## STATED GOAL:
From the listing below, tally the lines that include "Certificate". Return only the total.

(Collected data entries)
------------

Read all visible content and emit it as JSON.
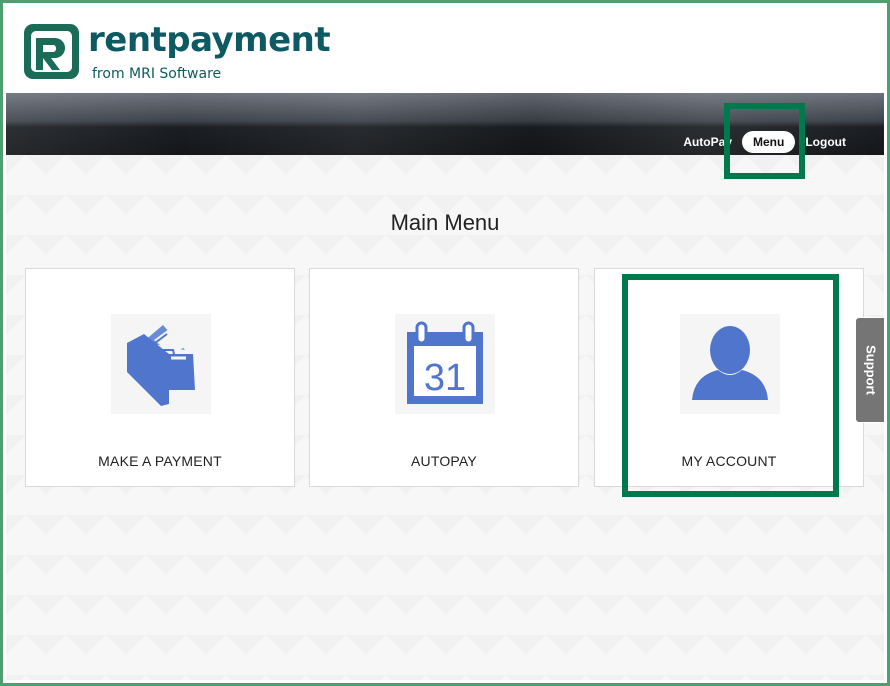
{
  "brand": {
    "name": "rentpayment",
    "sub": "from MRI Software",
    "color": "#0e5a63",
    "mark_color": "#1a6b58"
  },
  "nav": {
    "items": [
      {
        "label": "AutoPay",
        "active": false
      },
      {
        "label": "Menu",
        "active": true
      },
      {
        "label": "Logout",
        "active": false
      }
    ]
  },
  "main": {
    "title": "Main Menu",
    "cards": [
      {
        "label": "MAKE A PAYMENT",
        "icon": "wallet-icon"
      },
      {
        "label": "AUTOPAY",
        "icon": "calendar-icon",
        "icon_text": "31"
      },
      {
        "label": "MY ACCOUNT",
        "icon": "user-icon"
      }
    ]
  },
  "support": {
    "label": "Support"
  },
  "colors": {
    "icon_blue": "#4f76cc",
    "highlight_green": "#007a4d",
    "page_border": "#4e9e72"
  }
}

------------

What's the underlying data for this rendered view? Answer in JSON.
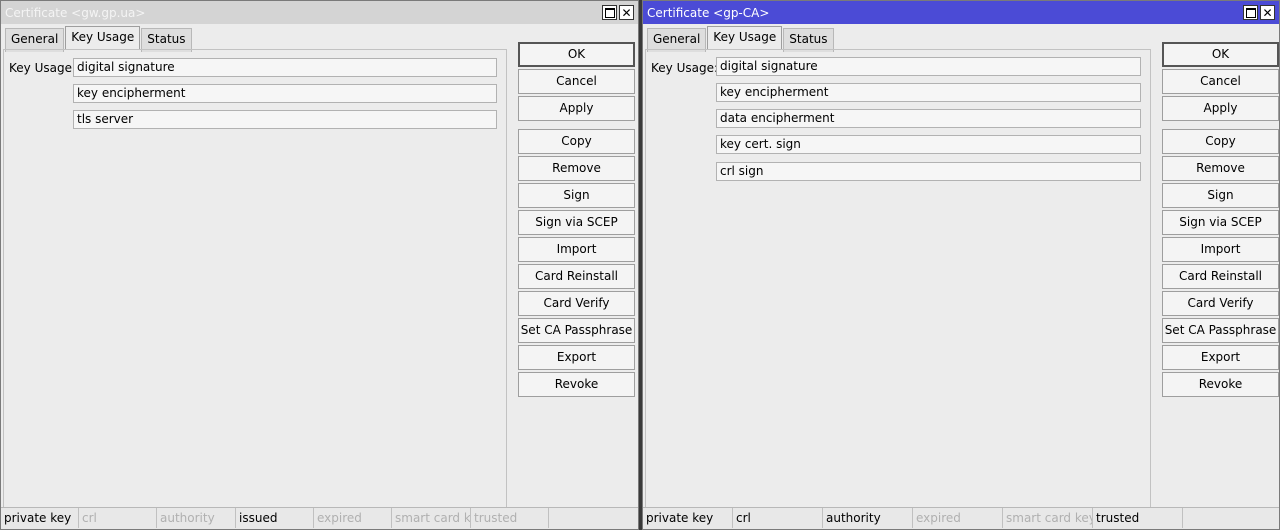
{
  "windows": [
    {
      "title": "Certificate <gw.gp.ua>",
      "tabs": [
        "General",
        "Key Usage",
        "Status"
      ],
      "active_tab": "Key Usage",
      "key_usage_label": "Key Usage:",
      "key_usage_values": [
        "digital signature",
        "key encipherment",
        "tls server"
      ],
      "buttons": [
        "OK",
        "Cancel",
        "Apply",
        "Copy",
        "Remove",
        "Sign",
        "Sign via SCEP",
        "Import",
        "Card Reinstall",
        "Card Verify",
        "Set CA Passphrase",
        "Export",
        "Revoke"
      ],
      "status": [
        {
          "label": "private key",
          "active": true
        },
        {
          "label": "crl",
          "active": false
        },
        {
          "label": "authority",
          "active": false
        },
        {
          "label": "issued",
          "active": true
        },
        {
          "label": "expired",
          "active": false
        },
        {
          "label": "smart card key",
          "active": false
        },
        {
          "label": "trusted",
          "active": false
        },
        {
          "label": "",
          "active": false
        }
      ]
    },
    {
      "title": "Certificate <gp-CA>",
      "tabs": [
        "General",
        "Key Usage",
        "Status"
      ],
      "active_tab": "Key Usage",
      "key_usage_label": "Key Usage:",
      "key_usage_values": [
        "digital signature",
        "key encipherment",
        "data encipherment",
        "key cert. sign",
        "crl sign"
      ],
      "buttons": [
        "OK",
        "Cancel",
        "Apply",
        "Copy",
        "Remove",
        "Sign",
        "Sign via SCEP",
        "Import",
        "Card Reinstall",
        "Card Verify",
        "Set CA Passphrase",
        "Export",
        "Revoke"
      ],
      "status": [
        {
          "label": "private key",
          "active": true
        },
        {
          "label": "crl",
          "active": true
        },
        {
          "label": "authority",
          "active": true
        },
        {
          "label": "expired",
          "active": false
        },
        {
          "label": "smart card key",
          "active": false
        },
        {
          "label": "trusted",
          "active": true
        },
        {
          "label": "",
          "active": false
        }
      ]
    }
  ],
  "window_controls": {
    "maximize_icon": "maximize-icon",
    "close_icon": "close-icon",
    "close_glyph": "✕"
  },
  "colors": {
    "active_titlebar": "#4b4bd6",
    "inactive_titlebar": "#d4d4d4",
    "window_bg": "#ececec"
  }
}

------------

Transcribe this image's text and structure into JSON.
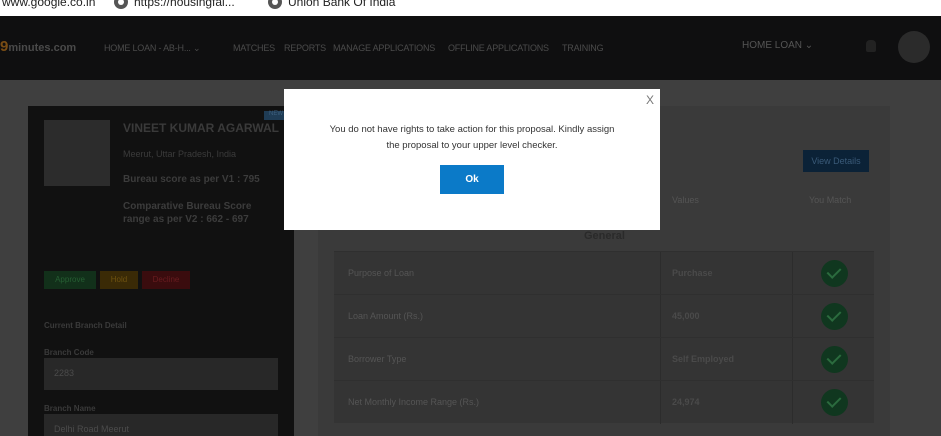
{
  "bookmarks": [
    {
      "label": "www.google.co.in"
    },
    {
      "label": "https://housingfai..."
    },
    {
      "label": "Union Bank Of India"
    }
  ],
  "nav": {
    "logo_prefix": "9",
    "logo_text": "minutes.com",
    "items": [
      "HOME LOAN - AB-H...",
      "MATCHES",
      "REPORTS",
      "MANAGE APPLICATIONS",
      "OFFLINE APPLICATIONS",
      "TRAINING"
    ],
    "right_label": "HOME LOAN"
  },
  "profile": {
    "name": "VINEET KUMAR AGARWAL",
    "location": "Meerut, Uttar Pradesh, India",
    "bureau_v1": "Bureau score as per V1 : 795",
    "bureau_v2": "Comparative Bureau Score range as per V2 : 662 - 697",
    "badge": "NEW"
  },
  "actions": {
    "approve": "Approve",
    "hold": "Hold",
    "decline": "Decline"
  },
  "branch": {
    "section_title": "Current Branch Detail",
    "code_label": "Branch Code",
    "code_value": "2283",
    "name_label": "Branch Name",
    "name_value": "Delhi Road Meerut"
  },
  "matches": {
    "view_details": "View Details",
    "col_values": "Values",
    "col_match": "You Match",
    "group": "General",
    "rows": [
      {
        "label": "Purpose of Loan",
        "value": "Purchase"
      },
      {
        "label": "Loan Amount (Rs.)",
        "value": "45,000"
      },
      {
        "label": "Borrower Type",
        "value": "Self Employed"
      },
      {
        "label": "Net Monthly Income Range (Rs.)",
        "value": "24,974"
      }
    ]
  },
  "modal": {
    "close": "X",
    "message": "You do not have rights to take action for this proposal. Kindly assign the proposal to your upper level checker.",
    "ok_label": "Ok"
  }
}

------------

## OUTPUT FOR THIS EXERCISE:
2